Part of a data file
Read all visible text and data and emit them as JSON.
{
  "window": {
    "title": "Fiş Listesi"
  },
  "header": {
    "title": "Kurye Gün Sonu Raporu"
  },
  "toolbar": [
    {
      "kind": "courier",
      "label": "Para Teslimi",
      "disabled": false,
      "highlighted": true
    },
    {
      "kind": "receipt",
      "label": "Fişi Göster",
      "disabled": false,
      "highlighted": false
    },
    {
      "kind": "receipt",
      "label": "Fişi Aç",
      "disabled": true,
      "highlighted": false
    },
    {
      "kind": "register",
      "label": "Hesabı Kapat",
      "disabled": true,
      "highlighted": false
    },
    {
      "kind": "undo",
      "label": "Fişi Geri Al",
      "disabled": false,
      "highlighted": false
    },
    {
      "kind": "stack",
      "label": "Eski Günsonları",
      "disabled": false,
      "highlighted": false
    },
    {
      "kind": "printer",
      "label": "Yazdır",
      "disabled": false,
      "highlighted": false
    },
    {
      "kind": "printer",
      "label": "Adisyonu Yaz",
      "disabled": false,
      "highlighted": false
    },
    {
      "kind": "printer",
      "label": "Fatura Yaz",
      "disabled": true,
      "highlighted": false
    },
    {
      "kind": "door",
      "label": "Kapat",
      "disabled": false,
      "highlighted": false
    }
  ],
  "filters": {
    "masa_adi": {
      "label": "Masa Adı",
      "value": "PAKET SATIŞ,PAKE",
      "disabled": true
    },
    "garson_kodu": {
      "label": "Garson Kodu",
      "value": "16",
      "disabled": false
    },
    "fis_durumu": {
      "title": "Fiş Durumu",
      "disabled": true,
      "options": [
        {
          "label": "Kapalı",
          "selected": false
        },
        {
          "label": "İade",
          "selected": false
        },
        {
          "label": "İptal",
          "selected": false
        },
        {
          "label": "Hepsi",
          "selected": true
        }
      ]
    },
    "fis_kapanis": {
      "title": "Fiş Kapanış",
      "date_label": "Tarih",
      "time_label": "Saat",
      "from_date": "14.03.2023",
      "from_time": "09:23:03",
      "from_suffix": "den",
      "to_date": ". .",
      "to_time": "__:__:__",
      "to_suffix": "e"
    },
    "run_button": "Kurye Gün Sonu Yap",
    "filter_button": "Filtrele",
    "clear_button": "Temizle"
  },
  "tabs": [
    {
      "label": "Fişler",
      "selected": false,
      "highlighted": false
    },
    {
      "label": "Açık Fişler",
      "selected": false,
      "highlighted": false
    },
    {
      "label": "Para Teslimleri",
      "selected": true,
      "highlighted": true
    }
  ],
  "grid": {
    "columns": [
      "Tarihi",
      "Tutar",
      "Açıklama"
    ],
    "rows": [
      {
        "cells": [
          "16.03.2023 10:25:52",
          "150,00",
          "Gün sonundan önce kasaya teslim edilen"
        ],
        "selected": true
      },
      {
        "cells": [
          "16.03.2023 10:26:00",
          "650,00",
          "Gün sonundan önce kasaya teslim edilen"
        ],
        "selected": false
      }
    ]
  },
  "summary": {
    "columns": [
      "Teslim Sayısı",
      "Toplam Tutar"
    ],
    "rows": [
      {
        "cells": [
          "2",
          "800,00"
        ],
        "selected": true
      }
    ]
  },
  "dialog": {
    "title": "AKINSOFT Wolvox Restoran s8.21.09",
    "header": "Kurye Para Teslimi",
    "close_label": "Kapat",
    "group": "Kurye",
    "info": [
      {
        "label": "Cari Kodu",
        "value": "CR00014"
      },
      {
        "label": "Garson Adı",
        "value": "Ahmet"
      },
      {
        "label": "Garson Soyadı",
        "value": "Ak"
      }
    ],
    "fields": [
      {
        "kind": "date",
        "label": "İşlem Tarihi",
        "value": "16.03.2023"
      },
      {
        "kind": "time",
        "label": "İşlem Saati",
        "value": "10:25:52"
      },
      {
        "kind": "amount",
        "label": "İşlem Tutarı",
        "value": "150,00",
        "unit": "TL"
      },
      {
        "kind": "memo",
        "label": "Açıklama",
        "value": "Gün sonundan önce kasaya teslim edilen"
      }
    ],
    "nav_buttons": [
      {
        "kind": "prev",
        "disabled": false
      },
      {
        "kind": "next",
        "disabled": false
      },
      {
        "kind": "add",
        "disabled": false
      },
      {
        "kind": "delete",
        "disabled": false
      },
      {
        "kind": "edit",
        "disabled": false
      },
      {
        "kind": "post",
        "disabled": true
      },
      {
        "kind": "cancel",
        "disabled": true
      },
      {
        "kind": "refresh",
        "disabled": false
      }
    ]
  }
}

### WHAT THE TASK REQUIRES
All lines holding the word "Teslimi" should be picked out and copied.

### SOLUTION TO THIS PROBLEM
      "label": "Para Teslimi",
    "header": "Kurye Para Teslimi",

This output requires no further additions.